**** STORED ROWS ****

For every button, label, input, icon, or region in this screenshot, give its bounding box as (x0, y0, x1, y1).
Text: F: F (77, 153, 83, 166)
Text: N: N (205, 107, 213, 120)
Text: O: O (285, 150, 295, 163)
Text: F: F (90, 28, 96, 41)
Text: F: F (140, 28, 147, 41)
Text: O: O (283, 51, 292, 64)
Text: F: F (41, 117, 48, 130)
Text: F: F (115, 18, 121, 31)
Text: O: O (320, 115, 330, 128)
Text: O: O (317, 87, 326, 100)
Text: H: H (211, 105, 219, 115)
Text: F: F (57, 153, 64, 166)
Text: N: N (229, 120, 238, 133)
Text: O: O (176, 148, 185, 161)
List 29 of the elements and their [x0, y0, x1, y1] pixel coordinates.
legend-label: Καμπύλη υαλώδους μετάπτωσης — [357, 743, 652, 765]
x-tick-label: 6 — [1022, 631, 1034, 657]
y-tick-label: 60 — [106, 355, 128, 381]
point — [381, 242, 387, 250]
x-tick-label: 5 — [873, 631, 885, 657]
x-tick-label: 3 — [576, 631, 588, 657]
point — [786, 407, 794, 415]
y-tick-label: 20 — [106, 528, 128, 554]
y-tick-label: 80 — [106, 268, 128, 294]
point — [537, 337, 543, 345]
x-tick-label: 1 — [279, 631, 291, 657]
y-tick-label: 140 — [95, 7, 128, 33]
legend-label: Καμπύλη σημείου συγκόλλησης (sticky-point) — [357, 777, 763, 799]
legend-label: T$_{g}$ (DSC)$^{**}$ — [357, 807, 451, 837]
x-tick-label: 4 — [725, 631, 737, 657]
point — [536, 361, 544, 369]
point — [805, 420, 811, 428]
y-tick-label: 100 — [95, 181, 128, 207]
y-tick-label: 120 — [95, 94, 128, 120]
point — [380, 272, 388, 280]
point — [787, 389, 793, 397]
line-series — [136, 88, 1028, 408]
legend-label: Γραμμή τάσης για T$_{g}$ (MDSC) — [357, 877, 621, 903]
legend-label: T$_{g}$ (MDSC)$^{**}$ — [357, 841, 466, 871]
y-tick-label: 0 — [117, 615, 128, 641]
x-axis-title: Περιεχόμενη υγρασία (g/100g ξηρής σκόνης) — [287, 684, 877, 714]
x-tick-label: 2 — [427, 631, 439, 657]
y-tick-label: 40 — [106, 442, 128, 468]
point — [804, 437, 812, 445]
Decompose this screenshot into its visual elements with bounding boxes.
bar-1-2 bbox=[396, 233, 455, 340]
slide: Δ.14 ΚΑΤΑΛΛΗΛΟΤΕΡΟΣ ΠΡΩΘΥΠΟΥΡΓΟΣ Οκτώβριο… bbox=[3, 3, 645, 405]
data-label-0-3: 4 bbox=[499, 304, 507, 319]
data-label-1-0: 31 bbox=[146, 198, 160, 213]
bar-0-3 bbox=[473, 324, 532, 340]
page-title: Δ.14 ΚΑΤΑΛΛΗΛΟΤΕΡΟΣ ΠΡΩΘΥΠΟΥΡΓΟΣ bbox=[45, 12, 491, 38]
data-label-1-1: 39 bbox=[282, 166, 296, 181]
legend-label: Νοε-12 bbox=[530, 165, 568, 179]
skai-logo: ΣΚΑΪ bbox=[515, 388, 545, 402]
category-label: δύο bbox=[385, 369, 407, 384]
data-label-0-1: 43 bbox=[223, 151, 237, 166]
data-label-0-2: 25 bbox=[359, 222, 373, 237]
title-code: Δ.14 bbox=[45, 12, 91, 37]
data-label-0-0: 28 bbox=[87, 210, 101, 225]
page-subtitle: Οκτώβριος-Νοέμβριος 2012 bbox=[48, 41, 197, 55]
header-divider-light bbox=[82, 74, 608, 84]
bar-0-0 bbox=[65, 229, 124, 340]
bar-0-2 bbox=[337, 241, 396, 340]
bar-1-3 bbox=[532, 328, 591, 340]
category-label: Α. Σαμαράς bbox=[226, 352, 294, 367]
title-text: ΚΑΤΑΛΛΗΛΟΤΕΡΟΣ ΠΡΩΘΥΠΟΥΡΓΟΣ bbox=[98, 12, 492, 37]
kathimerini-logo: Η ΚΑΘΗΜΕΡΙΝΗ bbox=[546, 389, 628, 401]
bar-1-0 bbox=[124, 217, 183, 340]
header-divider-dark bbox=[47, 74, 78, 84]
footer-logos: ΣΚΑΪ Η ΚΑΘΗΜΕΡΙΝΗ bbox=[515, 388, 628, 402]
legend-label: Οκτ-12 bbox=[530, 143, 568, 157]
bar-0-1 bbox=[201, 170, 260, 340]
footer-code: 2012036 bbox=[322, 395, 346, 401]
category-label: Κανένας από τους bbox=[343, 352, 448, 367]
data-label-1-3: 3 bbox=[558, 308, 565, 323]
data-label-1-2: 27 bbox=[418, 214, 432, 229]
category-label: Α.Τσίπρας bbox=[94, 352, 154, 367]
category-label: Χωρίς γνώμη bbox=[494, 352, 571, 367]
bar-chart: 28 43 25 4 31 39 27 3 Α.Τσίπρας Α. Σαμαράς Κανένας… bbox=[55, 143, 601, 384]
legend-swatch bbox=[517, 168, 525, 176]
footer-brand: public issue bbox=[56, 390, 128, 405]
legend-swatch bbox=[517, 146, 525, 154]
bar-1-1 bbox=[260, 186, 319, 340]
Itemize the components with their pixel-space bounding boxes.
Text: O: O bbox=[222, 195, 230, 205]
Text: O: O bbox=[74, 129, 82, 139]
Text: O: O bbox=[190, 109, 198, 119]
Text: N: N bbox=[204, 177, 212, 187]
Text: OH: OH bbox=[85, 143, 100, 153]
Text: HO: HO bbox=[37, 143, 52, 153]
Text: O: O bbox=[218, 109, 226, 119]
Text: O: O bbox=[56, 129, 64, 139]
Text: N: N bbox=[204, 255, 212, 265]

****

*WHAT TO PRODUCE:*
Copy out the entries above word for word, from the first line through the line that contains "Text: O: O (283, 51, 292, 64)", including both ends.

*FINISHED TASK:*
For every button, label, input, icon, or region in this screenshot, give its bounding box as (x0, y0, x1, y1).
Text: F: F (77, 153, 83, 166)
Text: N: N (205, 107, 213, 120)
Text: O: O (285, 150, 295, 163)
Text: F: F (90, 28, 96, 41)
Text: F: F (140, 28, 147, 41)
Text: O: O (283, 51, 292, 64)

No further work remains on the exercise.